- WHAT YOU HAVE TO DO
Quote the entries word for word. Omit the pictures.

— BEGIN SUPPLIED DATA —

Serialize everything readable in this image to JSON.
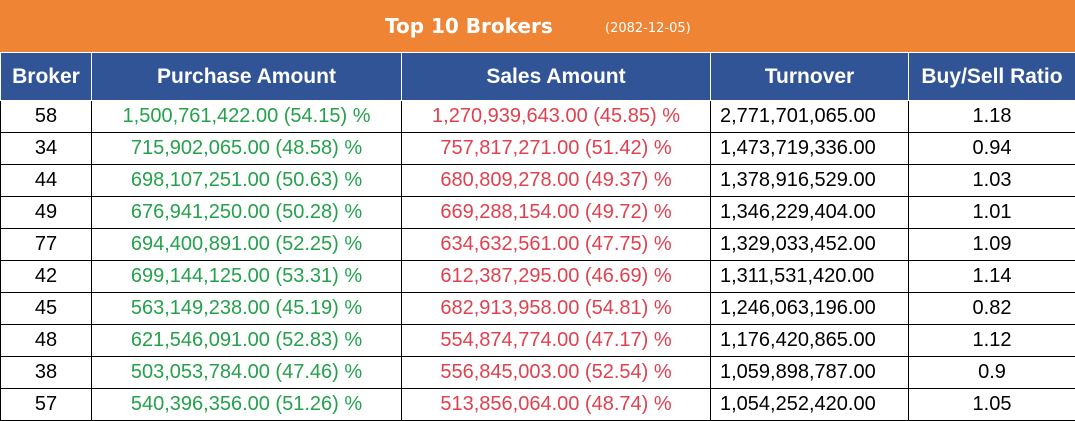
{
  "header": {
    "title": "Top 10 Brokers",
    "date": "(2082-12-05)"
  },
  "colors": {
    "title_bg": "#ee8434",
    "header_bg": "#305496",
    "buy_text": "#24a24a",
    "sell_text": "#e0414e"
  },
  "table": {
    "columns": [
      "Broker",
      "Purchase Amount",
      "Sales Amount",
      "Turnover",
      "Buy/Sell Ratio"
    ],
    "rows": [
      {
        "broker": "58",
        "purchase": "1,500,761,422.00 (54.15) %",
        "sales": "1,270,939,643.00 (45.85) %",
        "turnover": "2,771,701,065.00",
        "ratio": "1.18"
      },
      {
        "broker": "34",
        "purchase": "715,902,065.00 (48.58) %",
        "sales": "757,817,271.00 (51.42) %",
        "turnover": "1,473,719,336.00",
        "ratio": "0.94"
      },
      {
        "broker": "44",
        "purchase": "698,107,251.00 (50.63) %",
        "sales": "680,809,278.00 (49.37) %",
        "turnover": "1,378,916,529.00",
        "ratio": "1.03"
      },
      {
        "broker": "49",
        "purchase": "676,941,250.00 (50.28) %",
        "sales": "669,288,154.00 (49.72) %",
        "turnover": "1,346,229,404.00",
        "ratio": "1.01"
      },
      {
        "broker": "77",
        "purchase": "694,400,891.00 (52.25) %",
        "sales": "634,632,561.00 (47.75) %",
        "turnover": "1,329,033,452.00",
        "ratio": "1.09"
      },
      {
        "broker": "42",
        "purchase": "699,144,125.00 (53.31) %",
        "sales": "612,387,295.00 (46.69) %",
        "turnover": "1,311,531,420.00",
        "ratio": "1.14"
      },
      {
        "broker": "45",
        "purchase": "563,149,238.00 (45.19) %",
        "sales": "682,913,958.00 (54.81) %",
        "turnover": "1,246,063,196.00",
        "ratio": "0.82"
      },
      {
        "broker": "48",
        "purchase": "621,546,091.00 (52.83) %",
        "sales": "554,874,774.00 (47.17) %",
        "turnover": "1,176,420,865.00",
        "ratio": "1.12"
      },
      {
        "broker": "38",
        "purchase": "503,053,784.00 (47.46) %",
        "sales": "556,845,003.00 (52.54) %",
        "turnover": "1,059,898,787.00",
        "ratio": "0.9"
      },
      {
        "broker": "57",
        "purchase": "540,396,356.00 (51.26) %",
        "sales": "513,856,064.00 (48.74) %",
        "turnover": "1,054,252,420.00",
        "ratio": "1.05"
      }
    ]
  }
}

— END SUPPLIED DATA —

- FULL RESPONSE
Serialize everything readable in this image to JSON.
{
  "header": {
    "title": "Top 10 Brokers",
    "date": "(2082-12-05)"
  },
  "colors": {
    "title_bg": "#ee8434",
    "header_bg": "#305496",
    "buy_text": "#24a24a",
    "sell_text": "#e0414e"
  },
  "table": {
    "columns": [
      "Broker",
      "Purchase Amount",
      "Sales Amount",
      "Turnover",
      "Buy/Sell Ratio"
    ],
    "rows": [
      {
        "broker": "58",
        "purchase": "1,500,761,422.00 (54.15) %",
        "sales": "1,270,939,643.00 (45.85) %",
        "turnover": "2,771,701,065.00",
        "ratio": "1.18"
      },
      {
        "broker": "34",
        "purchase": "715,902,065.00 (48.58) %",
        "sales": "757,817,271.00 (51.42) %",
        "turnover": "1,473,719,336.00",
        "ratio": "0.94"
      },
      {
        "broker": "44",
        "purchase": "698,107,251.00 (50.63) %",
        "sales": "680,809,278.00 (49.37) %",
        "turnover": "1,378,916,529.00",
        "ratio": "1.03"
      },
      {
        "broker": "49",
        "purchase": "676,941,250.00 (50.28) %",
        "sales": "669,288,154.00 (49.72) %",
        "turnover": "1,346,229,404.00",
        "ratio": "1.01"
      },
      {
        "broker": "77",
        "purchase": "694,400,891.00 (52.25) %",
        "sales": "634,632,561.00 (47.75) %",
        "turnover": "1,329,033,452.00",
        "ratio": "1.09"
      },
      {
        "broker": "42",
        "purchase": "699,144,125.00 (53.31) %",
        "sales": "612,387,295.00 (46.69) %",
        "turnover": "1,311,531,420.00",
        "ratio": "1.14"
      },
      {
        "broker": "45",
        "purchase": "563,149,238.00 (45.19) %",
        "sales": "682,913,958.00 (54.81) %",
        "turnover": "1,246,063,196.00",
        "ratio": "0.82"
      },
      {
        "broker": "48",
        "purchase": "621,546,091.00 (52.83) %",
        "sales": "554,874,774.00 (47.17) %",
        "turnover": "1,176,420,865.00",
        "ratio": "1.12"
      },
      {
        "broker": "38",
        "purchase": "503,053,784.00 (47.46) %",
        "sales": "556,845,003.00 (52.54) %",
        "turnover": "1,059,898,787.00",
        "ratio": "0.9"
      },
      {
        "broker": "57",
        "purchase": "540,396,356.00 (51.26) %",
        "sales": "513,856,064.00 (48.74) %",
        "turnover": "1,054,252,420.00",
        "ratio": "1.05"
      }
    ]
  }
}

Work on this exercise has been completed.